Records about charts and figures
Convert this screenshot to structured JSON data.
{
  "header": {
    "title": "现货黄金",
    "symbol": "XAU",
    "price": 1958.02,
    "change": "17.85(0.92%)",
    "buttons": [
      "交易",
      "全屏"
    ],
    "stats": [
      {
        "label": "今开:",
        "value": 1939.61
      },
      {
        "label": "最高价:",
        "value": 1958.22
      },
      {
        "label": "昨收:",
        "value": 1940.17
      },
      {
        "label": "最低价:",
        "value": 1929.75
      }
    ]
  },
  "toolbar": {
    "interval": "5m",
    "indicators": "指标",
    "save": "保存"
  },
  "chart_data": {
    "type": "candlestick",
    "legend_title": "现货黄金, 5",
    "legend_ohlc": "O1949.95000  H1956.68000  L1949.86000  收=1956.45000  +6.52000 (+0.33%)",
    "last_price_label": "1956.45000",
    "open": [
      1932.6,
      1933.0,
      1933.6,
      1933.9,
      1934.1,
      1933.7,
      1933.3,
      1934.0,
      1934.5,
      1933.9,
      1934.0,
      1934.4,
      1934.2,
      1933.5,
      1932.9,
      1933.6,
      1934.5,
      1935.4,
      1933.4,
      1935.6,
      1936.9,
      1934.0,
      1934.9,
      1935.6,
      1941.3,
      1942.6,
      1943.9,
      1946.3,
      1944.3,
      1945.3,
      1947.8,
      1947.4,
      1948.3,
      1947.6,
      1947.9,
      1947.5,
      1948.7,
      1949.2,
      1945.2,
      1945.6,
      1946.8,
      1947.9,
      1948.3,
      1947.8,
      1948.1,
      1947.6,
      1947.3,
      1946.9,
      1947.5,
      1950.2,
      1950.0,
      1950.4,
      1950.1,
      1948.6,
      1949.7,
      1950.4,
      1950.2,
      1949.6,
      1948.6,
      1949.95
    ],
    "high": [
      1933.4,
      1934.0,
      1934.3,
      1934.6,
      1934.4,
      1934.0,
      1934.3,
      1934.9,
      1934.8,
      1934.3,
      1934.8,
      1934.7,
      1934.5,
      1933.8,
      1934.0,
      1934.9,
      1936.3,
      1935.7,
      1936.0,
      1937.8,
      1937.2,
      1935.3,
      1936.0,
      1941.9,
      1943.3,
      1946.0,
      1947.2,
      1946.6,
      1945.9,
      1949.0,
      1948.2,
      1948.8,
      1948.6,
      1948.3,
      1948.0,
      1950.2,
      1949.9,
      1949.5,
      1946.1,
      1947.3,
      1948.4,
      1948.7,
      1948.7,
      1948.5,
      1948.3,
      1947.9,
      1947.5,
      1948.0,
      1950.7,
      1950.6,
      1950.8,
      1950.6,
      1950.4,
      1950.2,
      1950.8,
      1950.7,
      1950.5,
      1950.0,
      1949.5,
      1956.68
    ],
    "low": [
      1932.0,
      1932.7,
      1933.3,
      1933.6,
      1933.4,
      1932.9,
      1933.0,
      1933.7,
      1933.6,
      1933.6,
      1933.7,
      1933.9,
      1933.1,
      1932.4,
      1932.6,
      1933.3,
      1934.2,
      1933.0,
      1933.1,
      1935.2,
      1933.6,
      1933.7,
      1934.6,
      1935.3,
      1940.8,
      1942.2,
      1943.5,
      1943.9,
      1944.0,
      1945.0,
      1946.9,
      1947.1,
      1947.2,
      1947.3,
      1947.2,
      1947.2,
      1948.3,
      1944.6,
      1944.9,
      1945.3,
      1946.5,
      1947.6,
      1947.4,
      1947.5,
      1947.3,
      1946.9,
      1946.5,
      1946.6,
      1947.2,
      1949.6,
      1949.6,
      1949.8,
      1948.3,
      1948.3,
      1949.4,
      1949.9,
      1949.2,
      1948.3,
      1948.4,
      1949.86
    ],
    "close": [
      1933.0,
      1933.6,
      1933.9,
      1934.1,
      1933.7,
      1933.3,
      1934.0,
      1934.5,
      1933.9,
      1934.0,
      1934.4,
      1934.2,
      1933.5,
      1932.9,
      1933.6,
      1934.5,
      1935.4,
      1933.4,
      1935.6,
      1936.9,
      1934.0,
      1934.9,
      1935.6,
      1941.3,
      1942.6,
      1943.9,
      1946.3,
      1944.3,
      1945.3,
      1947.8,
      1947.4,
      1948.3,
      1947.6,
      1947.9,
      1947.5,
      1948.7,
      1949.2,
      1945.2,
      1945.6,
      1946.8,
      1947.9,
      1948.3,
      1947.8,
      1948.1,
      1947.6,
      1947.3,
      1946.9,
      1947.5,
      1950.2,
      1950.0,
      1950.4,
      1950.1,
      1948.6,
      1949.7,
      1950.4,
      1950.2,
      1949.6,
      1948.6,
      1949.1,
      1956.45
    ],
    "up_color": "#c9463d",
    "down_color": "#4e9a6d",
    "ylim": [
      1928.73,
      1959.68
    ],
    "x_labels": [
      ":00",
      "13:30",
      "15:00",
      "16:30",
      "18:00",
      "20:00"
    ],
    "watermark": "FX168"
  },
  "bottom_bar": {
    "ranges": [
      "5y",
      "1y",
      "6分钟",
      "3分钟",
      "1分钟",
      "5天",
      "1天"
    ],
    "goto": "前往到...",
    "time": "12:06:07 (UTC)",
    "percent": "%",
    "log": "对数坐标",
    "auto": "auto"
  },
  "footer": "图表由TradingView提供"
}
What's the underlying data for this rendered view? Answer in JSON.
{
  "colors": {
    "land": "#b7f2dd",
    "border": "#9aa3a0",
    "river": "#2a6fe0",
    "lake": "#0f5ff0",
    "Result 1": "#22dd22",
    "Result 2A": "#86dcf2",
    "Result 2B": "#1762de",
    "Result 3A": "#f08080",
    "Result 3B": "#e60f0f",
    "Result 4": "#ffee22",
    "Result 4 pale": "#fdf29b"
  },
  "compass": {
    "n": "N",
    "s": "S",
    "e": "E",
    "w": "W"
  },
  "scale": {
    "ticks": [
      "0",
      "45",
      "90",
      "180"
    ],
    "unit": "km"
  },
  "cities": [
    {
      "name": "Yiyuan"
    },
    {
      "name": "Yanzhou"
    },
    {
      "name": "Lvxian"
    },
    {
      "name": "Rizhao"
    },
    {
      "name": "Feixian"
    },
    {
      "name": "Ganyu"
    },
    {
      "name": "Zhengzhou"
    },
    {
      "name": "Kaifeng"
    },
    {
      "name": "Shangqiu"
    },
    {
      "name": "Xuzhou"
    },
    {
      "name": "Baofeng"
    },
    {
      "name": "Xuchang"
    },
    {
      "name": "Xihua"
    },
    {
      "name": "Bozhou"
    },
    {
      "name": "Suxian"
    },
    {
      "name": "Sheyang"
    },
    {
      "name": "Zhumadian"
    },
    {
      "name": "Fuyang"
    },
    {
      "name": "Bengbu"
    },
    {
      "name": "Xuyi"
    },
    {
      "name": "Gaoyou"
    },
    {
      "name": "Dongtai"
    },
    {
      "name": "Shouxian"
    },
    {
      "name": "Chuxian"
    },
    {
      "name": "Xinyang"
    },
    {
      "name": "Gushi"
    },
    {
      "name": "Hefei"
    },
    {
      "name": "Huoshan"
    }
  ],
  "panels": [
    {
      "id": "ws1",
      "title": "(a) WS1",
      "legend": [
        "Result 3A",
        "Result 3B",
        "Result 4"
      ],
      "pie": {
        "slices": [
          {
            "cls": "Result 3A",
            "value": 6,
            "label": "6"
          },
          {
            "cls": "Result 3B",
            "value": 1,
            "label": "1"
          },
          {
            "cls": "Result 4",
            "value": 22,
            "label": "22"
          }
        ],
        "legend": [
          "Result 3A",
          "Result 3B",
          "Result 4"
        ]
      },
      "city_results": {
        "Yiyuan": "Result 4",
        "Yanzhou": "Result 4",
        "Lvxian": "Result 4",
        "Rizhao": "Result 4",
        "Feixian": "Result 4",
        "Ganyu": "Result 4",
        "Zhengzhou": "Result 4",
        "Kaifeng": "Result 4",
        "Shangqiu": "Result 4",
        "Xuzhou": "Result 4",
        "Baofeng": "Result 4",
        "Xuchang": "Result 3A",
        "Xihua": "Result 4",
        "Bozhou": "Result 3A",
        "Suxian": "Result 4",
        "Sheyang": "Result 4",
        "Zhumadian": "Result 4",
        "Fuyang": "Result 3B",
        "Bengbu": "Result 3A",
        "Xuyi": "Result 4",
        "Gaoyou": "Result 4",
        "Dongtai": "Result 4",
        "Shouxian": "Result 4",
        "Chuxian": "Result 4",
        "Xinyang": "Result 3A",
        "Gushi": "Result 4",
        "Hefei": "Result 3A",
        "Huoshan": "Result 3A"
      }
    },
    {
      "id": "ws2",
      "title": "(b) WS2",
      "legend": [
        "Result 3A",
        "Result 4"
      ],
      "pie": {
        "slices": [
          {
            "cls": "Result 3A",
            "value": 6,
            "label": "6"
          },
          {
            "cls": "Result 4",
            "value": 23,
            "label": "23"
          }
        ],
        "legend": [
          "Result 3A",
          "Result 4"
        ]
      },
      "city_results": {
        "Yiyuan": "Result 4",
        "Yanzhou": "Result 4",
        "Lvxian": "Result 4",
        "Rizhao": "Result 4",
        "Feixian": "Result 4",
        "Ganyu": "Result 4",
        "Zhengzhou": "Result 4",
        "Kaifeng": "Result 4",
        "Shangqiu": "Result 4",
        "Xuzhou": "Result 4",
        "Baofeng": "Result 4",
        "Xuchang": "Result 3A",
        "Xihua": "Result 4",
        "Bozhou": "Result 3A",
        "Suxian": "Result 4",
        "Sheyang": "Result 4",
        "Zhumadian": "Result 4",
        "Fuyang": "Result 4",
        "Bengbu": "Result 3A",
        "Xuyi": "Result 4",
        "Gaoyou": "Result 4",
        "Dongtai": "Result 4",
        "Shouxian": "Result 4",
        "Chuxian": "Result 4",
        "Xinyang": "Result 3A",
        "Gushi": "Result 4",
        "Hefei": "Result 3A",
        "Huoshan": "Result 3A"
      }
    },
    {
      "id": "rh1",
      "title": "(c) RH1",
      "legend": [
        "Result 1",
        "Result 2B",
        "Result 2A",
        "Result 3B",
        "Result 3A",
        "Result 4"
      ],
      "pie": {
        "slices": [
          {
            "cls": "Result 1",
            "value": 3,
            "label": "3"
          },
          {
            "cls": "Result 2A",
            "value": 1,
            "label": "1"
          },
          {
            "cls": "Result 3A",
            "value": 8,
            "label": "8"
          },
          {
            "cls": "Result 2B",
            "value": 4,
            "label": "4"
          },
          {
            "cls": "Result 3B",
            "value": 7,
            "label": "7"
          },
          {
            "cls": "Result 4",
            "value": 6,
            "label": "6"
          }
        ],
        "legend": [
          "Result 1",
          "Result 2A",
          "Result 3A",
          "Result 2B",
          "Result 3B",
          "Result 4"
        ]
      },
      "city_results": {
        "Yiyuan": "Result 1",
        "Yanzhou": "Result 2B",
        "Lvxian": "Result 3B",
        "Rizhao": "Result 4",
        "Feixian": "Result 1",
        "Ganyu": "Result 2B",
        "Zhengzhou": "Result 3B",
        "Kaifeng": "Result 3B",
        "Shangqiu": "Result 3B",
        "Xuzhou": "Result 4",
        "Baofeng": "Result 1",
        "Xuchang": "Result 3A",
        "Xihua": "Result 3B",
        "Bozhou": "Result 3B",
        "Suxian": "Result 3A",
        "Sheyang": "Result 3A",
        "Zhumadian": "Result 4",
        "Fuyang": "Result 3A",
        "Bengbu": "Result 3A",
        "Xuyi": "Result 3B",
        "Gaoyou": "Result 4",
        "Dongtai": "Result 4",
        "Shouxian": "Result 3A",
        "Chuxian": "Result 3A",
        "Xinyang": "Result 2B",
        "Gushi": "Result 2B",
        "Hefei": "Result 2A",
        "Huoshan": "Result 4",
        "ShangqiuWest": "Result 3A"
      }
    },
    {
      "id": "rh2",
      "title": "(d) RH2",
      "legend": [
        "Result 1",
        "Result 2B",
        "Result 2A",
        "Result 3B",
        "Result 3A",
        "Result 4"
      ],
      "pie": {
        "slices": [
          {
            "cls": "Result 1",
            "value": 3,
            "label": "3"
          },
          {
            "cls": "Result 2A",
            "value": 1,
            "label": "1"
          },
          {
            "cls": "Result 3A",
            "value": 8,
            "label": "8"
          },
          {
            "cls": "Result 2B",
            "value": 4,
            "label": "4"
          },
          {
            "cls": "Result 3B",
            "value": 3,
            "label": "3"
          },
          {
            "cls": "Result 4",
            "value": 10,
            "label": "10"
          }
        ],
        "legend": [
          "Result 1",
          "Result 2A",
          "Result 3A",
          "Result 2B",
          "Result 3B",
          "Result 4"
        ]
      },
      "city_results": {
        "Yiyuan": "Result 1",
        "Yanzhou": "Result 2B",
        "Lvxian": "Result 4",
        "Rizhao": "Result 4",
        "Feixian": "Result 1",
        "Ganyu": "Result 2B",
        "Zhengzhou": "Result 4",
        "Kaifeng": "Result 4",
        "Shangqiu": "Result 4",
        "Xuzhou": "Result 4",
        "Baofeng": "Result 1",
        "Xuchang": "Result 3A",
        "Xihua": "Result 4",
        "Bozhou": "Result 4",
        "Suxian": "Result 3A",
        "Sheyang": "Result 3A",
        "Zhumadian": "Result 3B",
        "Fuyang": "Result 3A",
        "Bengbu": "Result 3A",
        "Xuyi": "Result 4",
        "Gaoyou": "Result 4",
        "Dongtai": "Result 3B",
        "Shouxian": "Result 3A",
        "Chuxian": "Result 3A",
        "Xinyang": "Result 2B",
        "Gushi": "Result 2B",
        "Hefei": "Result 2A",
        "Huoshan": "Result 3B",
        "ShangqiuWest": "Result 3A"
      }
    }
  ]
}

Given problem: Look for the word "Huoshan" and return every line where it occurs.

The result:
      "name": "Huoshan"
        "Huoshan": "Result 3A"
        "Huoshan": "Result 3A"
        "Huoshan": "Result 4",
        "Huoshan": "Result 3B",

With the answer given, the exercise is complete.